## [Assigned task]
Report each line of the listing that carries the word "from".

== Segment start ==

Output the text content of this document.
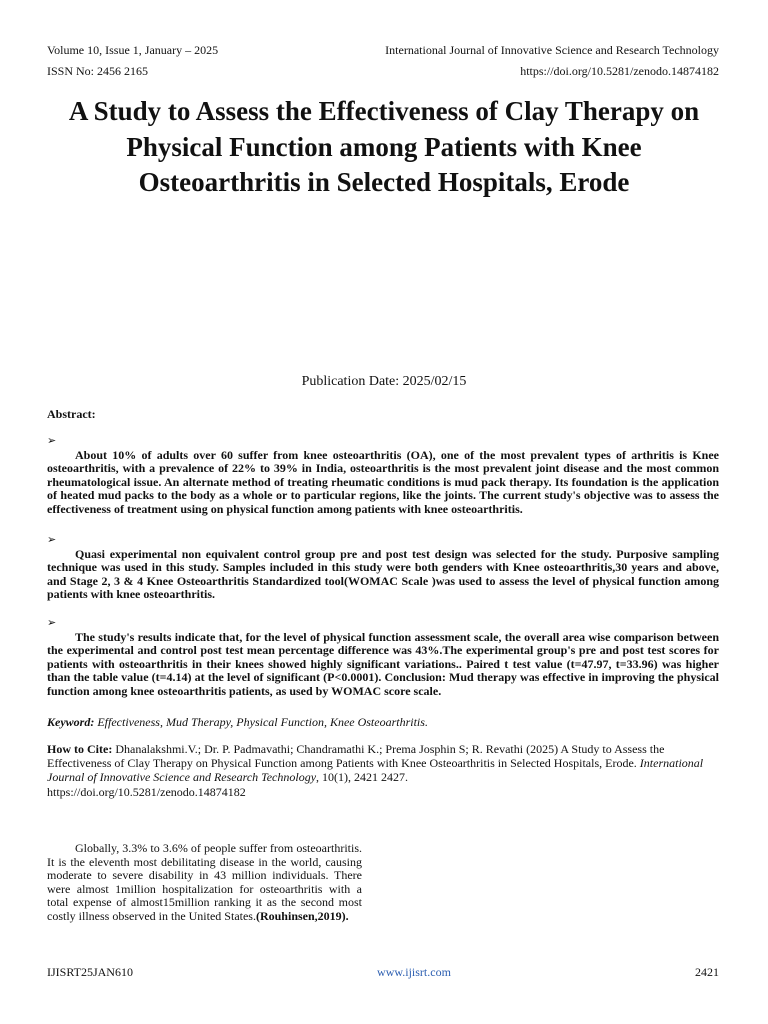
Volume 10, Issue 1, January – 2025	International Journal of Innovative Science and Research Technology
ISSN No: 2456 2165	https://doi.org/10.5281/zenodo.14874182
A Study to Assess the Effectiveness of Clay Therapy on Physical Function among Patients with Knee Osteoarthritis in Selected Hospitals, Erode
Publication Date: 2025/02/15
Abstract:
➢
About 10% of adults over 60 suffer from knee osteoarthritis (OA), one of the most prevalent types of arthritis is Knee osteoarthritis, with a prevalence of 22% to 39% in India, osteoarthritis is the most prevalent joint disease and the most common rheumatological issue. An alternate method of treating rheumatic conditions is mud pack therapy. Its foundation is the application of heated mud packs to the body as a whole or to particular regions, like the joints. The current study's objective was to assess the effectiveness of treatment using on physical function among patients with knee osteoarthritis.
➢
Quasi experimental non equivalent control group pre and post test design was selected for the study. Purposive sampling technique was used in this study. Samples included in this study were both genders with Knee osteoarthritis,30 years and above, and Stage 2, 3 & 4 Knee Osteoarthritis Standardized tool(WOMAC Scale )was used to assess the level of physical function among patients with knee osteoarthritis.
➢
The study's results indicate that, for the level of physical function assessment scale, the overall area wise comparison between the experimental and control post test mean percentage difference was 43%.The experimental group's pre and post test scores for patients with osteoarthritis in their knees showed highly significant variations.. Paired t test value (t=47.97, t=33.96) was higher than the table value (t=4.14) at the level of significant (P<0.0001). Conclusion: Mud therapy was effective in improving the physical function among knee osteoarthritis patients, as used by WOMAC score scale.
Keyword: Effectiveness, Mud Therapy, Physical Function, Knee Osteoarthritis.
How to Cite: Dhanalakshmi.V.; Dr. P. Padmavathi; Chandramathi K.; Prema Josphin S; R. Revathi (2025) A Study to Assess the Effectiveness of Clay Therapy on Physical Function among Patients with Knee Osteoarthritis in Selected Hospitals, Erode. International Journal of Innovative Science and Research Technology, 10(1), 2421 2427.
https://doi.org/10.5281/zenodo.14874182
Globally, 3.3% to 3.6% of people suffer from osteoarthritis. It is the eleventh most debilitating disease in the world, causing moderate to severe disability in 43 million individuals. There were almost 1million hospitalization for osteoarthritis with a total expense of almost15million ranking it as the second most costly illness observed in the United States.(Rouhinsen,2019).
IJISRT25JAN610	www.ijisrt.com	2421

== Segment end ==
== Segment start ==

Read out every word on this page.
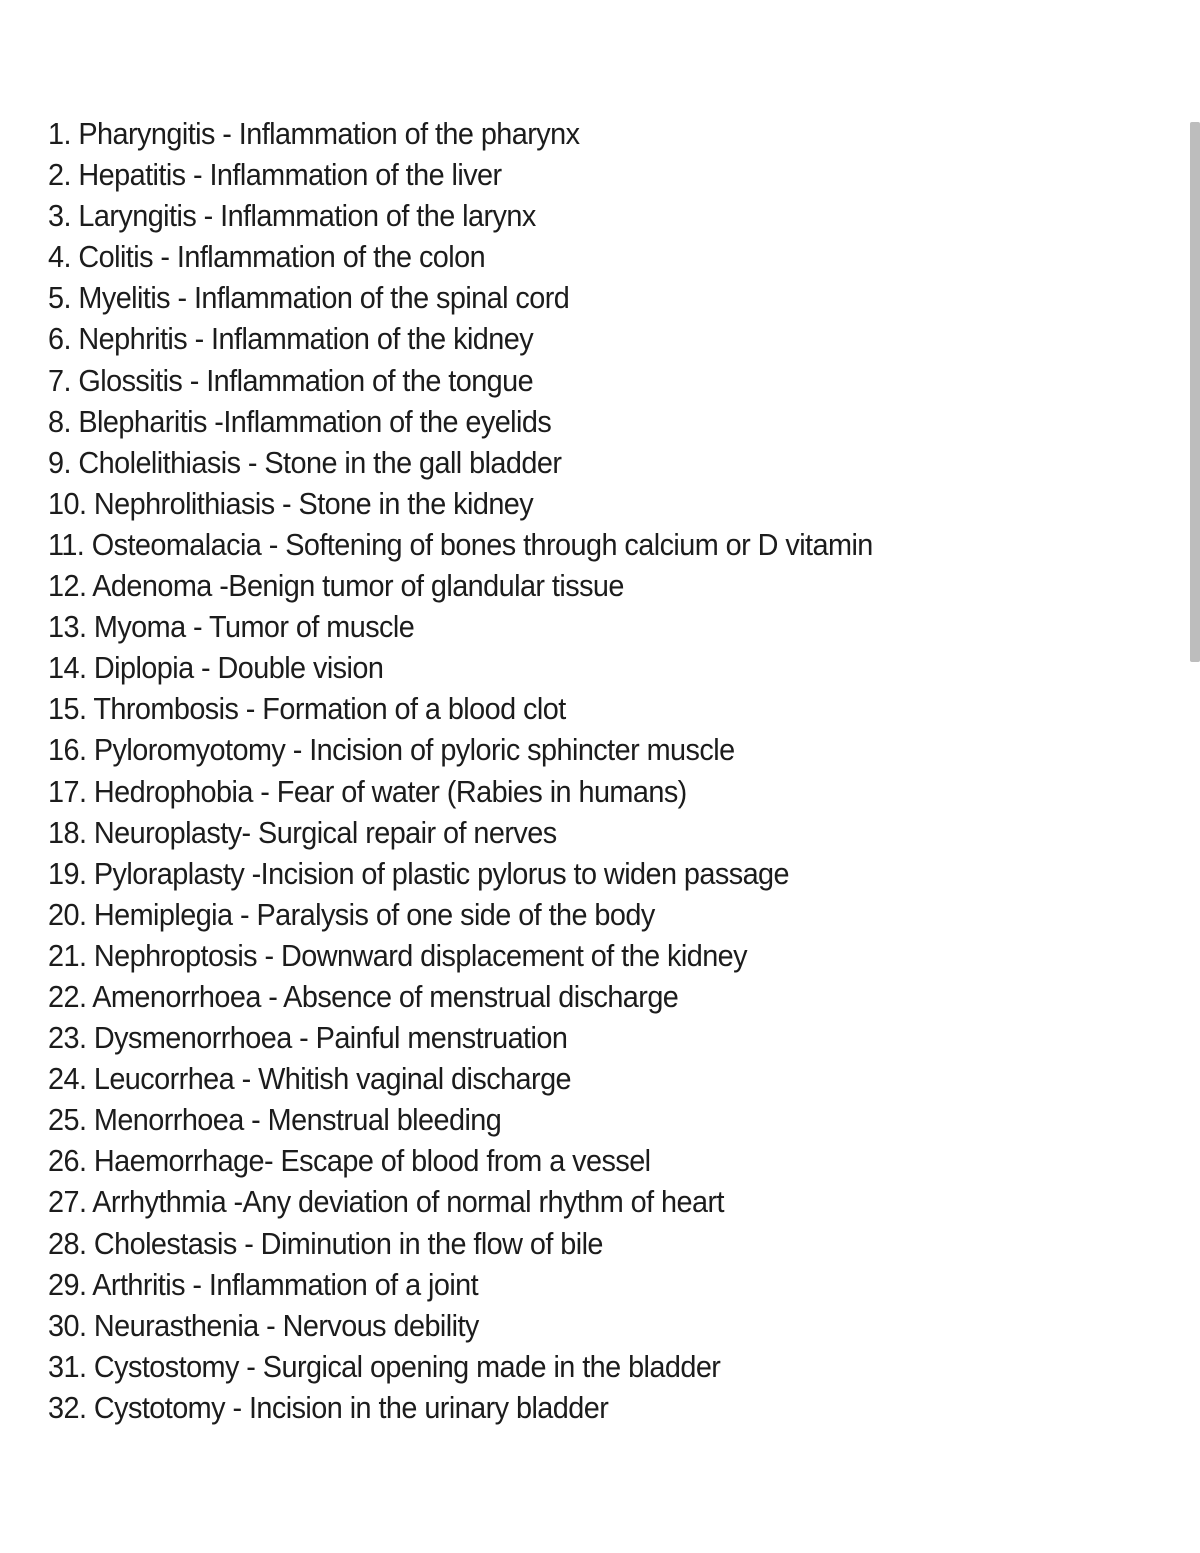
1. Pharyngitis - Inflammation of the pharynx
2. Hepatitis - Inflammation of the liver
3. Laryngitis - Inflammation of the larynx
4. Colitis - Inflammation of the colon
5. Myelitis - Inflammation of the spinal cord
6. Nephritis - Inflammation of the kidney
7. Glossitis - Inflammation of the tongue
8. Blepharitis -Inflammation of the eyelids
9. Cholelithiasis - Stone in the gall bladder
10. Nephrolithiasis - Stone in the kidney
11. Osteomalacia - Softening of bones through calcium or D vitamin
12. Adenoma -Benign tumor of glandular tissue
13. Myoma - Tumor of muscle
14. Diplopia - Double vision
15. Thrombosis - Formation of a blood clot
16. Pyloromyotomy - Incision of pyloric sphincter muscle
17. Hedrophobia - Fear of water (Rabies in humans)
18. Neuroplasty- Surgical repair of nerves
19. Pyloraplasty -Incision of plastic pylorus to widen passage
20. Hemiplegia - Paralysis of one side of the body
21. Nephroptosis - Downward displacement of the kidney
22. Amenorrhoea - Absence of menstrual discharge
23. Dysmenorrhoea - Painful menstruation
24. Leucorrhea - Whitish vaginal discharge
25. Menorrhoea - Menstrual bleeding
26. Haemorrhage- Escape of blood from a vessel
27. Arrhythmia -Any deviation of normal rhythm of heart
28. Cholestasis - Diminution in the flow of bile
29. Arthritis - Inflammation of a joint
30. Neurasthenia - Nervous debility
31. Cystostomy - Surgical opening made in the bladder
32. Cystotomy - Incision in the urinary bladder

== Segment end ==

## [Exercise answer]
About 10% of adults over 60 suffer from knee osteoarthritis (OA), one of the most prevalent types of arthritis is Knee osteoarthritis, with a prevalence of 22% to 39% in India, osteoarthritis is the most prevalent joint disease and the most common rheumatological issue. An alternate method of treating rheumatic conditions is mud pack therapy. Its foundation is the application of heated mud packs to the body as a whole or to particular regions, like the joints. The current study's objective was to assess the effectiveness of treatment using on physical function among patients with knee osteoarthritis.
Globally, 3.3% to 3.6% of people suffer from osteoarthritis. It is the eleventh most debilitating disease in the world, causing moderate to severe disability in 43 million individuals. There were almost 1million hospitalization for osteoarthritis with a total expense of almost15million ranking it as the second most costly illness observed in the United States.(Rouhinsen,2019).
26. Haemorrhage- Escape of blood from a vessel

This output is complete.